(begin)

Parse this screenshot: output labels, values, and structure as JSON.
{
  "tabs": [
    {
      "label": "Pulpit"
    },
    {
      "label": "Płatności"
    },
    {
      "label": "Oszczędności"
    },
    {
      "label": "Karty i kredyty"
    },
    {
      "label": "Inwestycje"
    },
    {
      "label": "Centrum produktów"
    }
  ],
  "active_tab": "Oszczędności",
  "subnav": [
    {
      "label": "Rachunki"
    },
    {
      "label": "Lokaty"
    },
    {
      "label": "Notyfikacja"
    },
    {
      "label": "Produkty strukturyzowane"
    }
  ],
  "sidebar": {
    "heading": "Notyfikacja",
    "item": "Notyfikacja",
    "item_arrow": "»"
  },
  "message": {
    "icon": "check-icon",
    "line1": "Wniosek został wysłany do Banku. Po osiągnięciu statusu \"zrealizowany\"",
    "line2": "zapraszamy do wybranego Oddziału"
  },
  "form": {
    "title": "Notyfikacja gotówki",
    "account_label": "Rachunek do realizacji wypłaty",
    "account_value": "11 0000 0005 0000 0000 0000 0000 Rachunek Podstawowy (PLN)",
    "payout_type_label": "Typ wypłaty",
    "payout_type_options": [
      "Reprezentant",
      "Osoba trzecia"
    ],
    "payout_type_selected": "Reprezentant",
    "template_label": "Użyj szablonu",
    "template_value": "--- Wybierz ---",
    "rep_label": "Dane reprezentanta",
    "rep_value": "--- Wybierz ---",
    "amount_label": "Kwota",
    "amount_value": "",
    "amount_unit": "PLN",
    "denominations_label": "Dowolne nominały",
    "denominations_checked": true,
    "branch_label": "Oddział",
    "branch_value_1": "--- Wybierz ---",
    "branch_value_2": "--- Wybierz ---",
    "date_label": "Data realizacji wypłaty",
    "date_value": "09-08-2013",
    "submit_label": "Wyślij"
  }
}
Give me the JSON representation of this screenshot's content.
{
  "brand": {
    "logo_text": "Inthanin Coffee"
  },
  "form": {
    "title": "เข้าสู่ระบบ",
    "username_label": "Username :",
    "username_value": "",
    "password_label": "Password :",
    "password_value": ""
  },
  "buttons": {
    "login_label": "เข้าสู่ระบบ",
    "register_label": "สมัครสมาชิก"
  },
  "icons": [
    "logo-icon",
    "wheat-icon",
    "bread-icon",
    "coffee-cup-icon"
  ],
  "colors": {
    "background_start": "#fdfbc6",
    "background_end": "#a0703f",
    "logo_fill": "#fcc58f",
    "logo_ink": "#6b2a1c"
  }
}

(end)

Given instruction: Take the entries above and transcribe them exactly.

Result of the task:
Parse this screenshot: output labels, values, and structure as JSON.
{
  "tabs": [
    {
      "label": "Pulpit"
    },
    {
      "label": "Płatności"
    },
    {
      "label": "Oszczędności"
    },
    {
      "label": "Karty i kredyty"
    },
    {
      "label": "Inwestycje"
    },
    {
      "label": "Centrum produktów"
    }
  ],
  "active_tab": "Oszczędności",
  "subnav": [
    {
      "label": "Rachunki"
    },
    {
      "label": "Lokaty"
    },
    {
      "label": "Notyfikacja"
    },
    {
      "label": "Produkty strukturyzowane"
    }
  ],
  "sidebar": {
    "heading": "Notyfikacja",
    "item": "Notyfikacja",
    "item_arrow": "»"
  },
  "message": {
    "icon": "check-icon",
    "line1": "Wniosek został wysłany do Banku. Po osiągnięciu statusu \"zrealizowany\"",
    "line2": "zapraszamy do wybranego Oddziału"
  },
  "form": {
    "title": "Notyfikacja gotówki",
    "account_label": "Rachunek do realizacji wypłaty",
    "account_value": "11 0000 0005 0000 0000 0000 0000 Rachunek Podstawowy (PLN)",
    "payout_type_label": "Typ wypłaty",
    "payout_type_options": [
      "Reprezentant",
      "Osoba trzecia"
    ],
    "payout_type_selected": "Reprezentant",
    "template_label": "Użyj szablonu",
    "template_value": "--- Wybierz ---",
    "rep_label": "Dane reprezentanta",
    "rep_value": "--- Wybierz ---",
    "amount_label": "Kwota",
    "amount_value": "",
    "amount_unit": "PLN",
    "denominations_label": "Dowolne nominały",
    "denominations_checked": true,
    "branch_label": "Oddział",
    "branch_value_1": "--- Wybierz ---",
    "branch_value_2": "--- Wybierz ---",
    "date_label": "Data realizacji wypłaty",
    "date_value": "09-08-2013",
    "submit_label": "Wyślij"
  }
}
Give me the JSON representation of this screenshot's content.
{
  "brand": {
    "logo_text": "Inthanin Coffee"
  },
  "form": {
    "title": "เข้าสู่ระบบ",
    "username_label": "Username :",
    "username_value": "",
    "password_label": "Password :",
    "password_value": ""
  },
  "buttons": {
    "login_label": "เข้าสู่ระบบ",
    "register_label": "สมัครสมาชิก"
  },
  "icons": [
    "logo-icon",
    "wheat-icon",
    "bread-icon",
    "coffee-cup-icon"
  ],
  "colors": {
    "background_start": "#fdfbc6",
    "background_end": "#a0703f",
    "logo_fill": "#fcc58f",
    "logo_ink": "#6b2a1c"
  }
}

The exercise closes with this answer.